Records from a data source
══════════════════════════════
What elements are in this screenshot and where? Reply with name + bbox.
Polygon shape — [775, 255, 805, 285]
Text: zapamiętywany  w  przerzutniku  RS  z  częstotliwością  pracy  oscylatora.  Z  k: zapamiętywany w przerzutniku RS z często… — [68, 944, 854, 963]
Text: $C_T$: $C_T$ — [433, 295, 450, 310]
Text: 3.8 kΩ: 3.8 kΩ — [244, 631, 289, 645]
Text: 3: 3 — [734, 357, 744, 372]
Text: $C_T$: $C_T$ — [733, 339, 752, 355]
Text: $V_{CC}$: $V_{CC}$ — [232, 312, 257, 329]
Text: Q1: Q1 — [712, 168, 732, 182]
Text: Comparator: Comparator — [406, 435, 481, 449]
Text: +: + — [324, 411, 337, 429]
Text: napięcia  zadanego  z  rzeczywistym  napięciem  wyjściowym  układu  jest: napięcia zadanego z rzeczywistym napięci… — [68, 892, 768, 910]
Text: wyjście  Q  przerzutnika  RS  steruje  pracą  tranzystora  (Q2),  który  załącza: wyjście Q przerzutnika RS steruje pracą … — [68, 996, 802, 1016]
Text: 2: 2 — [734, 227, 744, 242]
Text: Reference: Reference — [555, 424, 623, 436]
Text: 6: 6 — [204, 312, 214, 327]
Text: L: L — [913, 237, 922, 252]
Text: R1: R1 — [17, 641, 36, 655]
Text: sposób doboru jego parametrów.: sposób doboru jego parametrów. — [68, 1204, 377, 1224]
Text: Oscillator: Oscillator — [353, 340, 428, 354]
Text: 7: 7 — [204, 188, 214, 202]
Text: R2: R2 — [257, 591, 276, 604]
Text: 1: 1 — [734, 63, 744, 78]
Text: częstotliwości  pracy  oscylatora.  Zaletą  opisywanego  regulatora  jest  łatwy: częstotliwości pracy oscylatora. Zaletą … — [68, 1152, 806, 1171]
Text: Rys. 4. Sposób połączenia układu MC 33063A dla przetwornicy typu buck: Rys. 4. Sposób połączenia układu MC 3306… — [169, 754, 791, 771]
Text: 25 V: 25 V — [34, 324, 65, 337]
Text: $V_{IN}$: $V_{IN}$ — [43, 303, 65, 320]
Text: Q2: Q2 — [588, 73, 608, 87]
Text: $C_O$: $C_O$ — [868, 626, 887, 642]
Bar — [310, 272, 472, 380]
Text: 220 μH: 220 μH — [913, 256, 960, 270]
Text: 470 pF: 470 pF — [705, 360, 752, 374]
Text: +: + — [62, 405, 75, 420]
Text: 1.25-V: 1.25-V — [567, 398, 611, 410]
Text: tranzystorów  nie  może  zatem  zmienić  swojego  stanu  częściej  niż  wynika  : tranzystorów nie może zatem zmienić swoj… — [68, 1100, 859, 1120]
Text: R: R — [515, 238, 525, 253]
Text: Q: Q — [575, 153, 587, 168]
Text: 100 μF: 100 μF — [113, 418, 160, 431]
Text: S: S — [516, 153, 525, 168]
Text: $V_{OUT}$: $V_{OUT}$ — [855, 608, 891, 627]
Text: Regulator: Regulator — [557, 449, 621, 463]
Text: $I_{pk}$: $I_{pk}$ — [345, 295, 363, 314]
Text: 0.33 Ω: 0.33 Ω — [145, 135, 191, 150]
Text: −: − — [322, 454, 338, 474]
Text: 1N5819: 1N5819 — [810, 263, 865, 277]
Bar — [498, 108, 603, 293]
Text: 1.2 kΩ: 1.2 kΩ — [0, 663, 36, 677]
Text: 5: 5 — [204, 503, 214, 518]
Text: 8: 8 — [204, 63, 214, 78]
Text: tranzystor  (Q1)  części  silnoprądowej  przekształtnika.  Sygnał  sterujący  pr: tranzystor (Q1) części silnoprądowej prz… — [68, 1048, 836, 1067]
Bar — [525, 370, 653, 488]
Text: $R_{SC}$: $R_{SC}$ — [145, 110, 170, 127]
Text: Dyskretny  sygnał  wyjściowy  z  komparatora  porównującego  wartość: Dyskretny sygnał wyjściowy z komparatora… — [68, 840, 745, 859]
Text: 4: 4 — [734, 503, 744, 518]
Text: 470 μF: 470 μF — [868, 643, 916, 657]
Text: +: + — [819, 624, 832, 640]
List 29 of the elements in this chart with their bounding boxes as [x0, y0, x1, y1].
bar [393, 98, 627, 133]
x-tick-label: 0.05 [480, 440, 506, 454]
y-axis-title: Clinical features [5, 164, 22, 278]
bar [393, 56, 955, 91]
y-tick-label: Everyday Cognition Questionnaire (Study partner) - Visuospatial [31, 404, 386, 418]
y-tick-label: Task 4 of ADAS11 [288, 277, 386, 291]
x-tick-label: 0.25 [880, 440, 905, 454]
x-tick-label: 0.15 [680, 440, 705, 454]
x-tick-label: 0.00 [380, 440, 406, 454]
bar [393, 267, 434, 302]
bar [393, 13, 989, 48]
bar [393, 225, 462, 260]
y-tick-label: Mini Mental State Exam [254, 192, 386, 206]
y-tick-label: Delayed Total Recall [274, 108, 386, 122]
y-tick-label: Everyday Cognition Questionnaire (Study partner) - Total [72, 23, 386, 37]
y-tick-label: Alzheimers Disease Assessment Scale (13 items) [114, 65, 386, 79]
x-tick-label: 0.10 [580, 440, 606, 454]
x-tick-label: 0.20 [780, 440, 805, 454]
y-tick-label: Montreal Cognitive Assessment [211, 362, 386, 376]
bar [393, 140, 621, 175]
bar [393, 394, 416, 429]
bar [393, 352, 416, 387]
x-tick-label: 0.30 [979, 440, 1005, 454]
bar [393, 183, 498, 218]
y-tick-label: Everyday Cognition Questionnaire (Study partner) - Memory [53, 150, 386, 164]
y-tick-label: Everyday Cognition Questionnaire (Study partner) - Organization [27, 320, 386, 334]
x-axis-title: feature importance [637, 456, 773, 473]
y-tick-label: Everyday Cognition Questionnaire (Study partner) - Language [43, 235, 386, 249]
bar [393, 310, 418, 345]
══════════════════════════════
> _Exercise requirements_
Return the items word for word, starting with the first line and ending with the line that contains "Text: 1: 1 — [734, 63, 744, 78]", both included.

> _Result of this exercise_
What elements are in this screenshot and where? Reply with name + bbox.
Polygon shape — [775, 255, 805, 285]
Text: zapamiętywany  w  przerzutniku  RS  z  częstotliwością  pracy  oscylatora.  Z  k: zapamiętywany w przerzutniku RS z często… — [68, 944, 854, 963]
Text: $C_T$: $C_T$ — [433, 295, 450, 310]
Text: 3.8 kΩ: 3.8 kΩ — [244, 631, 289, 645]
Text: 3: 3 — [734, 357, 744, 372]
Text: $C_T$: $C_T$ — [733, 339, 752, 355]
Text: $V_{CC}$: $V_{CC}$ — [232, 312, 257, 329]
Text: Q1: Q1 — [712, 168, 732, 182]
Text: Comparator: Comparator — [406, 435, 481, 449]
Text: +: + — [324, 411, 337, 429]
Text: napięcia  zadanego  z  rzeczywistym  napięciem  wyjściowym  układu  jest: napięcia zadanego z rzeczywistym napięci… — [68, 892, 768, 910]
Text: wyjście  Q  przerzutnika  RS  steruje  pracą  tranzystora  (Q2),  który  załącza: wyjście Q przerzutnika RS steruje pracą … — [68, 996, 802, 1016]
Text: 2: 2 — [734, 227, 744, 242]
Text: Reference: Reference — [555, 424, 623, 436]
Text: 6: 6 — [204, 312, 214, 327]
Text: L: L — [913, 237, 922, 252]
Text: R1: R1 — [17, 641, 36, 655]
Text: sposób doboru jego parametrów.: sposób doboru jego parametrów. — [68, 1204, 377, 1224]
Text: Oscillator: Oscillator — [353, 340, 428, 354]
Text: 7: 7 — [204, 188, 214, 202]
Text: R2: R2 — [257, 591, 276, 604]
Text: 1: 1 — [734, 63, 744, 78]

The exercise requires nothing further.